(Element placement data)
--- --- ---
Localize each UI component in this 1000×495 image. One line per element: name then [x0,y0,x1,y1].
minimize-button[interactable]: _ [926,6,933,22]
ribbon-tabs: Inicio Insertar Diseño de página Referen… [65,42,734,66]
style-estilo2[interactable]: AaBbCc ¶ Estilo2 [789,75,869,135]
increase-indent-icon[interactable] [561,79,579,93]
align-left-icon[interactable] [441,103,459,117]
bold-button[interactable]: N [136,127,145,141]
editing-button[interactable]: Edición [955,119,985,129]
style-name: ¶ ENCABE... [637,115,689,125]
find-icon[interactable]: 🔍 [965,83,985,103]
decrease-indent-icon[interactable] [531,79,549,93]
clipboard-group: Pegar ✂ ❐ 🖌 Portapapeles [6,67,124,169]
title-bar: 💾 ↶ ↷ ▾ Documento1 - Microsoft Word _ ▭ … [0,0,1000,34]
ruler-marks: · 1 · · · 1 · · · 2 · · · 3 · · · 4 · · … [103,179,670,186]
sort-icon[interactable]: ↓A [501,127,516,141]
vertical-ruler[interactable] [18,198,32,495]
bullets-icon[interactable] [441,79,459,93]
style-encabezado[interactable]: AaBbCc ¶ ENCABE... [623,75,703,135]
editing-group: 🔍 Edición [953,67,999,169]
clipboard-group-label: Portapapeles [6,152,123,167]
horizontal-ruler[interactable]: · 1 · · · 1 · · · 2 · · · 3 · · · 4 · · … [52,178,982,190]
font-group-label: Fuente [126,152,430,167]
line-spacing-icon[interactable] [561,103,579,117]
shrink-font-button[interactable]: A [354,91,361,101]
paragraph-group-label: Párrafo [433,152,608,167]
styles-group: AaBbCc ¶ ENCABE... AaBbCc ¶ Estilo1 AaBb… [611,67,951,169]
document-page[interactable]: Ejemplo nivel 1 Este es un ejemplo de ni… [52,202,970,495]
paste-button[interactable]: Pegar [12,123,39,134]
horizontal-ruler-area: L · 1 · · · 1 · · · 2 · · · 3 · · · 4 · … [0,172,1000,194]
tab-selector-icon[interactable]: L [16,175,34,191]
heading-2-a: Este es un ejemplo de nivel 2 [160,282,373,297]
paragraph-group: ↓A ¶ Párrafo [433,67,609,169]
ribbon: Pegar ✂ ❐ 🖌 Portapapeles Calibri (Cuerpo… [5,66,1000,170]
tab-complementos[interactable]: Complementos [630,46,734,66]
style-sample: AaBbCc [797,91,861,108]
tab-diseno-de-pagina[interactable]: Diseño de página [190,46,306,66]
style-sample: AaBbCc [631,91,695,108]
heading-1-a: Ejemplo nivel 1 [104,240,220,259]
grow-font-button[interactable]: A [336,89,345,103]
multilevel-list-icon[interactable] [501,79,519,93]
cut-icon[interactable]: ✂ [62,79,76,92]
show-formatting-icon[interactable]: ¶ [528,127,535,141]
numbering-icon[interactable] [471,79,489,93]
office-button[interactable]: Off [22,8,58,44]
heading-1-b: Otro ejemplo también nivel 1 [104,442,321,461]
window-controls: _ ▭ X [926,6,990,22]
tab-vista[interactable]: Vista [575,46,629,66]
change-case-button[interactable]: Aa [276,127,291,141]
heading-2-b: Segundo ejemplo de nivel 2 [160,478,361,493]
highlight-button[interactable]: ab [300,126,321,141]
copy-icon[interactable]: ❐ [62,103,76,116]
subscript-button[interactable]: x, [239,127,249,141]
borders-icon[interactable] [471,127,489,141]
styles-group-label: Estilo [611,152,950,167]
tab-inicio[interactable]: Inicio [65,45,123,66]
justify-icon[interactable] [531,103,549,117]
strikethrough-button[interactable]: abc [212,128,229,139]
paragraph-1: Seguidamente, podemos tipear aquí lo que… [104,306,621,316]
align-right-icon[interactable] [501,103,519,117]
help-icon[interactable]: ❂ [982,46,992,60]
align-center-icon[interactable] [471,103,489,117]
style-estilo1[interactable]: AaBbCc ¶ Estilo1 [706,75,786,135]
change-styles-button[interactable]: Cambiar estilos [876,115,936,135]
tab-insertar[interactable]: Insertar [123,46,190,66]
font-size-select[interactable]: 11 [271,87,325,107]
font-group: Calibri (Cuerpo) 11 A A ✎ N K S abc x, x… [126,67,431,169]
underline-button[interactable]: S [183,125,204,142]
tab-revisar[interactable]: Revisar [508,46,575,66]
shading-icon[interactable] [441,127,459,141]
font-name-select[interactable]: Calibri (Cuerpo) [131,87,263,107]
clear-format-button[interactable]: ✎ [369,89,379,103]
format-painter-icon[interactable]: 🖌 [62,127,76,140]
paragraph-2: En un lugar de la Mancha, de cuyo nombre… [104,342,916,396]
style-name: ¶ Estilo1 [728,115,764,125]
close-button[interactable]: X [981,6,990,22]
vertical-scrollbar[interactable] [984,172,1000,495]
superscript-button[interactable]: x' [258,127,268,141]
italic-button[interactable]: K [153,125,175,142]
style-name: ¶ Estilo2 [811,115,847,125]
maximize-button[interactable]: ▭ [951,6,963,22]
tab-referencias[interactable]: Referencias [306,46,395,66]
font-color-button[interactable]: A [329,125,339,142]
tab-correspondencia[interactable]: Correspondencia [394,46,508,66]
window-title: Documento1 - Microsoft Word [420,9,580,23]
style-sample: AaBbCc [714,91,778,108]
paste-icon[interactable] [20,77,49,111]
--- --- ---
▶ _WHAT YOU ARE ASKED TO DO_: Reproduce every line of the listing above verbatim, from the first line through the last.

▶ _WORKED SOLUTION_:
Localize each UI component in this 1000×495 image. One line per element: name then [x0,y0,x1,y1].
minimize-button[interactable]: _ [926,6,933,22]
ribbon-tabs: Inicio Insertar Diseño de página Referen… [65,42,734,66]
style-estilo2[interactable]: AaBbCc ¶ Estilo2 [789,75,869,135]
increase-indent-icon[interactable] [561,79,579,93]
align-left-icon[interactable] [441,103,459,117]
bold-button[interactable]: N [136,127,145,141]
editing-button[interactable]: Edición [955,119,985,129]
style-name: ¶ ENCABE... [637,115,689,125]
find-icon[interactable]: 🔍 [965,83,985,103]
decrease-indent-icon[interactable] [531,79,549,93]
clipboard-group: Pegar ✂ ❐ 🖌 Portapapeles [6,67,124,169]
title-bar: 💾 ↶ ↷ ▾ Documento1 - Microsoft Word _ ▭ … [0,0,1000,34]
ruler-marks: · 1 · · · 1 · · · 2 · · · 3 · · · 4 · · … [103,179,670,186]
sort-icon[interactable]: ↓A [501,127,516,141]
vertical-ruler[interactable] [18,198,32,495]
bullets-icon[interactable] [441,79,459,93]
style-encabezado[interactable]: AaBbCc ¶ ENCABE... [623,75,703,135]
editing-group: 🔍 Edición [953,67,999,169]
clipboard-group-label: Portapapeles [6,152,123,167]
horizontal-ruler[interactable]: · 1 · · · 1 · · · 2 · · · 3 · · · 4 · · … [52,178,982,190]
font-group-label: Fuente [126,152,430,167]
line-spacing-icon[interactable] [561,103,579,117]
shrink-font-button[interactable]: A [354,91,361,101]
paragraph-group-label: Párrafo [433,152,608,167]
styles-group: AaBbCc ¶ ENCABE... AaBbCc ¶ Estilo1 AaBb… [611,67,951,169]
document-page[interactable]: Ejemplo nivel 1 Este es un ejemplo de ni… [52,202,970,495]
paste-button[interactable]: Pegar [12,123,39,134]
horizontal-ruler-area: L · 1 · · · 1 · · · 2 · · · 3 · · · 4 · … [0,172,1000,194]
tab-selector-icon[interactable]: L [16,175,34,191]
heading-2-a: Este es un ejemplo de nivel 2 [160,282,373,297]
paragraph-group: ↓A ¶ Párrafo [433,67,609,169]
ribbon: Pegar ✂ ❐ 🖌 Portapapeles Calibri (Cuerpo… [5,66,1000,170]
tab-complementos[interactable]: Complementos [630,46,734,66]
style-sample: AaBbCc [797,91,861,108]
tab-diseno-de-pagina[interactable]: Diseño de página [190,46,306,66]
style-sample: AaBbCc [631,91,695,108]
heading-1-a: Ejemplo nivel 1 [104,240,220,259]
grow-font-button[interactable]: A [336,89,345,103]
multilevel-list-icon[interactable] [501,79,519,93]
cut-icon[interactable]: ✂ [62,79,76,92]
show-formatting-icon[interactable]: ¶ [528,127,535,141]
numbering-icon[interactable] [471,79,489,93]
office-button[interactable]: Off [22,8,58,44]
heading-1-b: Otro ejemplo también nivel 1 [104,442,321,461]
window-controls: _ ▭ X [926,6,990,22]
tab-vista[interactable]: Vista [575,46,629,66]
change-case-button[interactable]: Aa [276,127,291,141]
heading-2-b: Segundo ejemplo de nivel 2 [160,478,361,493]
highlight-button[interactable]: ab [300,126,321,141]
copy-icon[interactable]: ❐ [62,103,76,116]
subscript-button[interactable]: x, [239,127,249,141]
borders-icon[interactable] [471,127,489,141]
styles-group-label: Estilo [611,152,950,167]
tab-inicio[interactable]: Inicio [65,45,123,66]
justify-icon[interactable] [531,103,549,117]
strikethrough-button[interactable]: abc [212,128,229,139]
paragraph-1: Seguidamente, podemos tipear aquí lo que… [104,306,621,316]
align-right-icon[interactable] [501,103,519,117]
help-icon[interactable]: ❂ [982,46,992,60]
align-center-icon[interactable] [471,103,489,117]
style-estilo1[interactable]: AaBbCc ¶ Estilo1 [706,75,786,135]
change-styles-button[interactable]: Cambiar estilos [876,115,936,135]
tab-insertar[interactable]: Insertar [123,46,190,66]
font-size-select[interactable]: 11 [271,87,325,107]
font-group: Calibri (Cuerpo) 11 A A ✎ N K S abc x, x… [126,67,431,169]
underline-button[interactable]: S [183,125,204,142]
tab-revisar[interactable]: Revisar [508,46,575,66]
shading-icon[interactable] [441,127,459,141]
font-name-select[interactable]: Calibri (Cuerpo) [131,87,263,107]
clear-format-button[interactable]: ✎ [369,89,379,103]
format-painter-icon[interactable]: 🖌 [62,127,76,140]
paragraph-2: En un lugar de la Mancha, de cuyo nombre… [104,342,916,396]
style-name: ¶ Estilo1 [728,115,764,125]
close-button[interactable]: X [981,6,990,22]
vertical-scrollbar[interactable] [984,172,1000,495]
superscript-button[interactable]: x' [258,127,268,141]
italic-button[interactable]: K [153,125,175,142]
style-name: ¶ Estilo2 [811,115,847,125]
maximize-button[interactable]: ▭ [951,6,963,22]
tab-referencias[interactable]: Referencias [306,46,395,66]
font-color-button[interactable]: A [329,125,339,142]
tab-correspondencia[interactable]: Correspondencia [394,46,508,66]
window-title: Documento1 - Microsoft Word [420,9,580,23]
style-sample: AaBbCc [714,91,778,108]
paste-icon[interactable] [20,77,49,111]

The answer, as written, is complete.